(Items listed in a dataset)
------------------------------------

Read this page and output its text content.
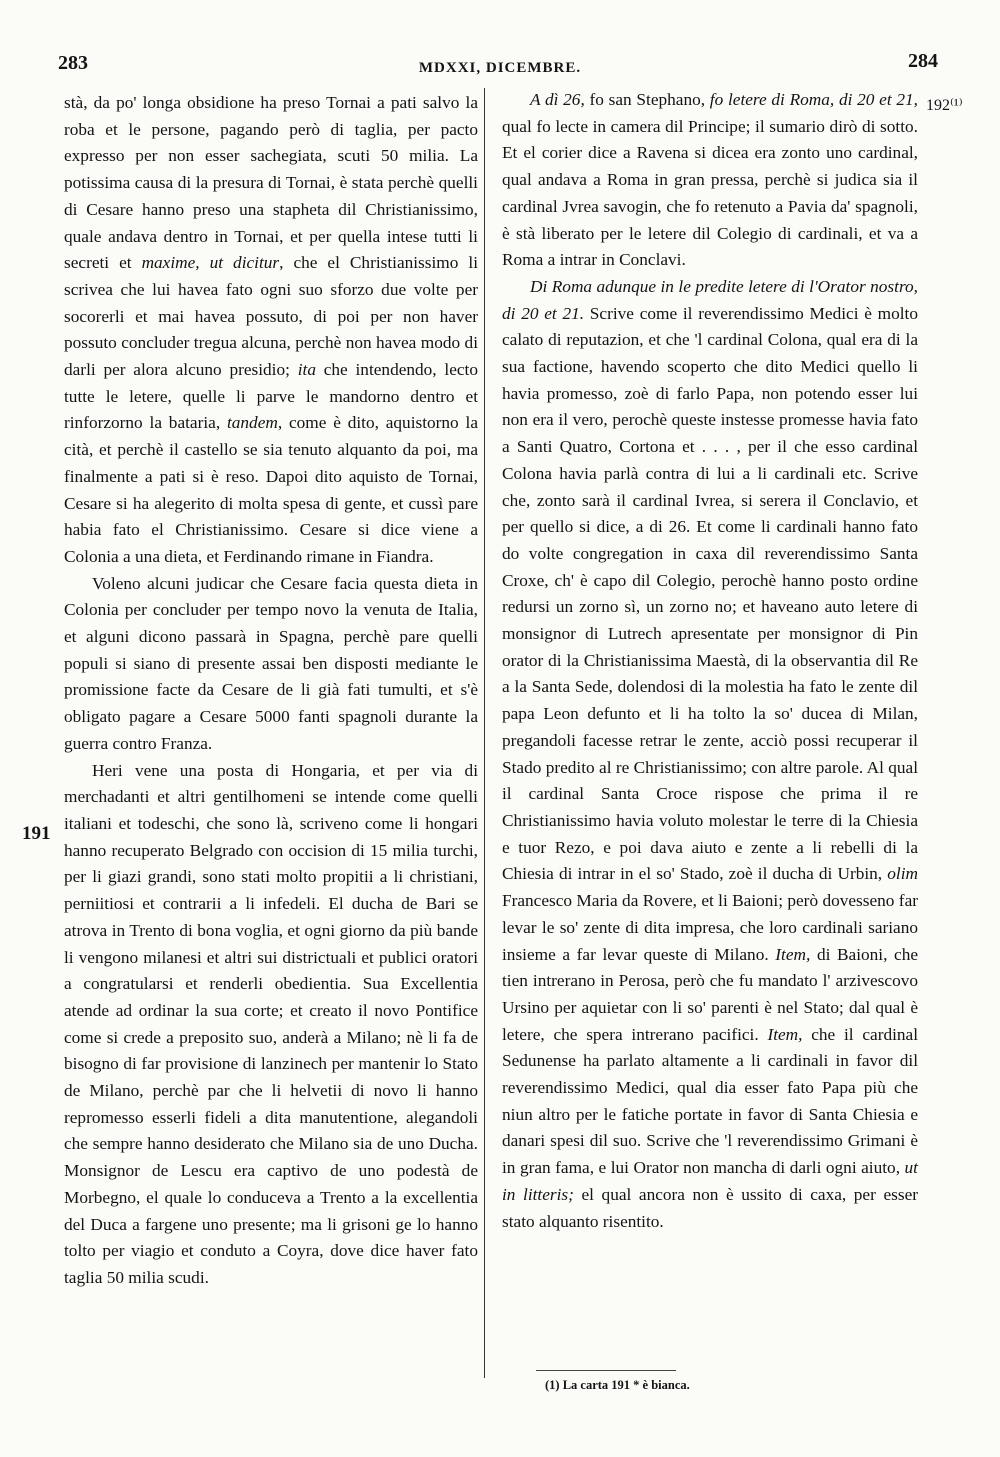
283	MDXXI, DICEMBRE.	284
191
192⁽¹⁾

stà, da po' longa obsidione ha preso Tornai a pati salvo la roba et le persone, pagando però di taglia, per pacto expresso per non esser sachegiata, scuti 50 milia. La potissima causa di la presura di Tornai, è stata perchè quelli di Cesare hanno preso una stapheta dil Christianissimo, quale andava dentro in Tornai, et per quella intese tutti li secreti et maxime, ut dicitur, che el Christianissimo li scrivea che lui havea fato ogni suo sforzo due volte per socorerli et mai havea possuto, di poi per non haver possuto concluder tregua alcuna, perchè non havea modo di darli per alora alcuno presidio; ita che intendendo, lecto tutte le letere, quelle li parve le mandorno dentro et rinforzorno la bataria, tandem, come è dito, aquistorno la cità, et perchè il castello se sia tenuto alquanto da poi, ma finalmente a pati si è reso. Dapoi dito aquisto de Tornai, Cesare si ha alegerito di molta spesa di gente, et cussì pare habia fato el Christianissimo. Cesare si dice viene a Colonia a una dieta, et Ferdinando rimane in Fiandra.

Voleno alcuni judicar che Cesare facia questa dieta in Colonia per concluder per tempo novo la venuta de Italia, et alguni dicono passarà in Spagna, perchè pare quelli populi si siano di presente assai ben disposti mediante le promissione facte da Cesare de li già fati tumulti, et s'è obligato pagare a Cesare 5000 fanti spagnoli durante la guerra contro Franza.

Heri vene una posta di Hongaria, et per via di merchadanti et altri gentilhomeni se intende come quelli italiani et todeschi, che sono là, scriveno come li hongari hanno recuperato Belgrado con occision di 15 milia turchi, per li giazi grandi, sono stati molto propitii a li christiani, perniitiosi et contrarii a li infedeli. El ducha de Bari se atrova in Trento di bona voglia, et ogni giorno da più bande li vengono milanesi et altri sui districtuali et publici oratori a congratularsi et renderli obedientia. Sua Excellentia atende ad ordinar la sua corte; et creato il novo Pontifice come si crede a preposito suo, anderà a Milano; nè li fa de bisogno di far provisione di lanzinech per mantenir lo Stato de Milano, perchè par che li helvetii di novo li hanno repromesso esserli fideli a dita manutentione, alegandoli che sempre hanno desiderato che Milano sia de uno Ducha. Monsignor de Lescu era captivo de uno podestà de Morbegno, el quale lo conduceva a Trento a la excellentia del Duca a fargene uno presente; ma li grisoni ge lo hanno tolto per viagio et conduto a Coyra, dove dice haver fato taglia 50 milia scudi.

A dì 26, fo san Stephano, fo letere di Roma, di 20 et 21, qual fo lecte in camera dil Principe; il sumario dirò di sotto. Et el corier dice a Ravena si dicea era zonto uno cardinal, qual andava a Roma in gran pressa, perchè si judica sia il cardinal Jvrea savogin, che fo retenuto a Pavia da' spagnoli, è stà liberato per le letere dil Colegio di cardinali, et va a Roma a intrar in Conclavi.

Di Roma adunque in le predite letere di l'Orator nostro, di 20 et 21. Scrive come il reverendissimo Medici è molto calato di reputazion, et che 'l cardinal Colona, qual era di la sua factione, havendo scoperto che dito Medici quello li havia promesso, zoè di farlo Papa, non potendo esser lui non era il vero, perochè queste instesse promesse havia fato a Santi Quatro, Cortona et . . . , per il che esso cardinal Colona havia parlà contra di lui a li cardinali etc. Scrive che, zonto sarà il cardinal Ivrea, si serera il Conclavio, et per quello si dice, a di 26. Et come li cardinali hanno fato do volte congregation in caxa dil reverendissimo Santa Croxe, ch' è capo dil Colegio, perochè hanno posto ordine redursi un zorno sì, un zorno no; et haveano auto letere di monsignor di Lutrech apresentate per monsignor di Pin orator di la Christianissima Maestà, di la observantia dil Re a la Santa Sede, dolendosi di la molestia ha fato le zente dil papa Leon defunto et li ha tolto la so' ducea di Milan, pregandoli facesse retrar le zente, acciò possi recuperar il Stado predito al re Christianissimo; con altre parole. Al qual il cardinal Santa Croce rispose che prima il re Christianissimo havia voluto molestar le terre di la Chiesia e tuor Rezo, e poi dava aiuto e zente a li rebelli di la Chiesia di intrar in el so' Stado, zoè il ducha di Urbin, olim Francesco Maria da Rovere, et li Baioni; però dovesseno far levar le so' zente di dita impresa, che loro cardinali sariano insieme a far levar queste di Milano. Item, di Baioni, che tien intrerano in Perosa, però che fu mandato l' arzivescovo Ursino per aquietar con li so' parenti è nel Stato; dal qual è letere, che spera intrerano pacifici. Item, che il cardinal Sedunense ha parlato altamente a li cardinali in favor dil reverendissimo Medici, qual dia esser fato Papa più che niun altro per le fatiche portate in favor di Santa Chiesia e danari spesi dil suo. Scrive che 'l reverendissimo Grimani è in gran fama, e lui Orator non mancha di darli ogni aiuto, ut in litteris; el qual ancora non è ussito di caxa, per esser stato alquanto risentito.

(1) La carta 191 * è bianca.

------------------------------------

Goal | Without the pictures, restate all the entries above exactly.

Output |
Read this page and output its text content.
283	MDXXI, DICEMBRE.	284
191
192⁽¹⁾

stà, da po' longa obsidione ha preso Tornai a pati salvo la roba et le persone, pagando però di taglia, per pacto expresso per non esser sachegiata, scuti 50 milia. La potissima causa di la presura di Tornai, è stata perchè quelli di Cesare hanno preso una stapheta dil Christianissimo, quale andava dentro in Tornai, et per quella intese tutti li secreti et maxime, ut dicitur, che el Christianissimo li scrivea che lui havea fato ogni suo sforzo due volte per socorerli et mai havea possuto, di poi per non haver possuto concluder tregua alcuna, perchè non havea modo di darli per alora alcuno presidio; ita che intendendo, lecto tutte le letere, quelle li parve le mandorno dentro et rinforzorno la bataria, tandem, come è dito, aquistorno la cità, et perchè il castello se sia tenuto alquanto da poi, ma finalmente a pati si è reso. Dapoi dito aquisto de Tornai, Cesare si ha alegerito di molta spesa di gente, et cussì pare habia fato el Christianissimo. Cesare si dice viene a Colonia a una dieta, et Ferdinando rimane in Fiandra.

Voleno alcuni judicar che Cesare facia questa dieta in Colonia per concluder per tempo novo la venuta de Italia, et alguni dicono passarà in Spagna, perchè pare quelli populi si siano di presente assai ben disposti mediante le promissione facte da Cesare de li già fati tumulti, et s'è obligato pagare a Cesare 5000 fanti spagnoli durante la guerra contro Franza.

Heri vene una posta di Hongaria, et per via di merchadanti et altri gentilhomeni se intende come quelli italiani et todeschi, che sono là, scriveno come li hongari hanno recuperato Belgrado con occision di 15 milia turchi, per li giazi grandi, sono stati molto propitii a li christiani, perniitiosi et contrarii a li infedeli. El ducha de Bari se atrova in Trento di bona voglia, et ogni giorno da più bande li vengono milanesi et altri sui districtuali et publici oratori a congratularsi et renderli obedientia. Sua Excellentia atende ad ordinar la sua corte; et creato il novo Pontifice come si crede a preposito suo, anderà a Milano; nè li fa de bisogno di far provisione di lanzinech per mantenir lo Stato de Milano, perchè par che li helvetii di novo li hanno repromesso esserli fideli a dita manutentione, alegandoli che sempre hanno desiderato che Milano sia de uno Ducha. Monsignor de Lescu era captivo de uno podestà de Morbegno, el quale lo conduceva a Trento a la excellentia del Duca a fargene uno presente; ma li grisoni ge lo hanno tolto per viagio et conduto a Coyra, dove dice haver fato taglia 50 milia scudi.

A dì 26, fo san Stephano, fo letere di Roma, di 20 et 21, qual fo lecte in camera dil Principe; il sumario dirò di sotto. Et el corier dice a Ravena si dicea era zonto uno cardinal, qual andava a Roma in gran pressa, perchè si judica sia il cardinal Jvrea savogin, che fo retenuto a Pavia da' spagnoli, è stà liberato per le letere dil Colegio di cardinali, et va a Roma a intrar in Conclavi.

Di Roma adunque in le predite letere di l'Orator nostro, di 20 et 21. Scrive come il reverendissimo Medici è molto calato di reputazion, et che 'l cardinal Colona, qual era di la sua factione, havendo scoperto che dito Medici quello li havia promesso, zoè di farlo Papa, non potendo esser lui non era il vero, perochè queste instesse promesse havia fato a Santi Quatro, Cortona et . . . , per il che esso cardinal Colona havia parlà contra di lui a li cardinali etc. Scrive che, zonto sarà il cardinal Ivrea, si serera il Conclavio, et per quello si dice, a di 26. Et come li cardinali hanno fato do volte congregation in caxa dil reverendissimo Santa Croxe, ch' è capo dil Colegio, perochè hanno posto ordine redursi un zorno sì, un zorno no; et haveano auto letere di monsignor di Lutrech apresentate per monsignor di Pin orator di la Christianissima Maestà, di la observantia dil Re a la Santa Sede, dolendosi di la molestia ha fato le zente dil papa Leon defunto et li ha tolto la so' ducea di Milan, pregandoli facesse retrar le zente, acciò possi recuperar il Stado predito al re Christianissimo; con altre parole. Al qual il cardinal Santa Croce rispose che prima il re Christianissimo havia voluto molestar le terre di la Chiesia e tuor Rezo, e poi dava aiuto e zente a li rebelli di la Chiesia di intrar in el so' Stado, zoè il ducha di Urbin, olim Francesco Maria da Rovere, et li Baioni; però dovesseno far levar le so' zente di dita impresa, che loro cardinali sariano insieme a far levar queste di Milano. Item, di Baioni, che tien intrerano in Perosa, però che fu mandato l' arzivescovo Ursino per aquietar con li so' parenti è nel Stato; dal qual è letere, che spera intrerano pacifici. Item, che il cardinal Sedunense ha parlato altamente a li cardinali in favor dil reverendissimo Medici, qual dia esser fato Papa più che niun altro per le fatiche portate in favor di Santa Chiesia e danari spesi dil suo. Scrive che 'l reverendissimo Grimani è in gran fama, e lui Orator non mancha di darli ogni aiuto, ut in litteris; el qual ancora non è ussito di caxa, per esser stato alquanto risentito.

(1) La carta 191 * è bianca.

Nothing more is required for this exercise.